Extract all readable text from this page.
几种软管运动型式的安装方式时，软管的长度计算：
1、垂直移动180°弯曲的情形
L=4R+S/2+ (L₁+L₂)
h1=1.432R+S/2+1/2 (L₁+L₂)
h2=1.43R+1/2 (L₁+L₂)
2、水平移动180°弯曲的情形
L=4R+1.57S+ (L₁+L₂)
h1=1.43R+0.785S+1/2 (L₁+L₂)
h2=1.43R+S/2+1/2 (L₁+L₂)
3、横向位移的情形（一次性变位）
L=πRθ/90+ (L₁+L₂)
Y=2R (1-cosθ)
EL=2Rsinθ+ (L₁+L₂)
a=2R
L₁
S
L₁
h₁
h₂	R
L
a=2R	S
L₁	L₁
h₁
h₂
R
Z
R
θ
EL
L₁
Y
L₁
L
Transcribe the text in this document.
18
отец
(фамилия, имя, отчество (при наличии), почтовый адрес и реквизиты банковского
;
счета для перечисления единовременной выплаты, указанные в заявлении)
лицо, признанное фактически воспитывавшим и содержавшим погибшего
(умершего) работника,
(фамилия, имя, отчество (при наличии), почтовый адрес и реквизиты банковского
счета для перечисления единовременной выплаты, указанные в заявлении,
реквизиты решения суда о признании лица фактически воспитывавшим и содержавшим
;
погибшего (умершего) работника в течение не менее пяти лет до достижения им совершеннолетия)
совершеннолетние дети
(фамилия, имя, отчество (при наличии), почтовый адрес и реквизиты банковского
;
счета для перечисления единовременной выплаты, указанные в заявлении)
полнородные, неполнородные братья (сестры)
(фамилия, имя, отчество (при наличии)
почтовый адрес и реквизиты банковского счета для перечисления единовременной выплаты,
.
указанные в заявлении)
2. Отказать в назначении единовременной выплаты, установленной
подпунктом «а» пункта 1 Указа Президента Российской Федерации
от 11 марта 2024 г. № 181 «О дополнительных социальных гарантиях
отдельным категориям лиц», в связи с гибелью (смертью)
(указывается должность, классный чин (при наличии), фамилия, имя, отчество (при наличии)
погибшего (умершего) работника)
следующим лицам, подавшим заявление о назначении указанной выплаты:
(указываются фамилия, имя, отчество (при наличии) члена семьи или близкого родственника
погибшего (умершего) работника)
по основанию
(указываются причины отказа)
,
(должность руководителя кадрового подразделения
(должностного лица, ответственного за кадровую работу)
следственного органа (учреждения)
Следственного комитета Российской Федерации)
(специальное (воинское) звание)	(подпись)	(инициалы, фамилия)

━━━━━━━━━━━━━━━━━━━━

### EXERCISE PROMPT
Faithfully copy every entry, leaving nothing out.

### RESPONSE TO THE TASK
Extract all readable text from this page.
几种软管运动型式的安装方式时，软管的长度计算：
1、垂直移动180°弯曲的情形
L=4R+S/2+ (L₁+L₂)
h1=1.432R+S/2+1/2 (L₁+L₂)
h2=1.43R+1/2 (L₁+L₂)
2、水平移动180°弯曲的情形
L=4R+1.57S+ (L₁+L₂)
h1=1.43R+0.785S+1/2 (L₁+L₂)
h2=1.43R+S/2+1/2 (L₁+L₂)
3、横向位移的情形（一次性变位）
L=πRθ/90+ (L₁+L₂)
Y=2R (1-cosθ)
EL=2Rsinθ+ (L₁+L₂)
a=2R
L₁
S
L₁
h₁
h₂	R
L
a=2R	S
L₁	L₁
h₁
h₂
R
Z
R
θ
EL
L₁
Y
L₁
L
Transcribe the text in this document.
18
отец
(фамилия, имя, отчество (при наличии), почтовый адрес и реквизиты банковского
;
счета для перечисления единовременной выплаты, указанные в заявлении)
лицо, признанное фактически воспитывавшим и содержавшим погибшего
(умершего) работника,
(фамилия, имя, отчество (при наличии), почтовый адрес и реквизиты банковского
счета для перечисления единовременной выплаты, указанные в заявлении,
реквизиты решения суда о признании лица фактически воспитывавшим и содержавшим
;
погибшего (умершего) работника в течение не менее пяти лет до достижения им совершеннолетия)
совершеннолетние дети
(фамилия, имя, отчество (при наличии), почтовый адрес и реквизиты банковского
;
счета для перечисления единовременной выплаты, указанные в заявлении)
полнородные, неполнородные братья (сестры)
(фамилия, имя, отчество (при наличии)
почтовый адрес и реквизиты банковского счета для перечисления единовременной выплаты,
.
указанные в заявлении)
2. Отказать в назначении единовременной выплаты, установленной
подпунктом «а» пункта 1 Указа Президента Российской Федерации
от 11 марта 2024 г. № 181 «О дополнительных социальных гарантиях
отдельным категориям лиц», в связи с гибелью (смертью)
(указывается должность, классный чин (при наличии), фамилия, имя, отчество (при наличии)
погибшего (умершего) работника)
следующим лицам, подавшим заявление о назначении указанной выплаты:
(указываются фамилия, имя, отчество (при наличии) члена семьи или близкого родственника
погибшего (умершего) работника)
по основанию
(указываются причины отказа)
,
(должность руководителя кадрового подразделения
(должностного лица, ответственного за кадровую работу)
следственного органа (учреждения)
Следственного комитета Российской Федерации)
(специальное (воинское) звание)	(подпись)	(инициалы, фамилия)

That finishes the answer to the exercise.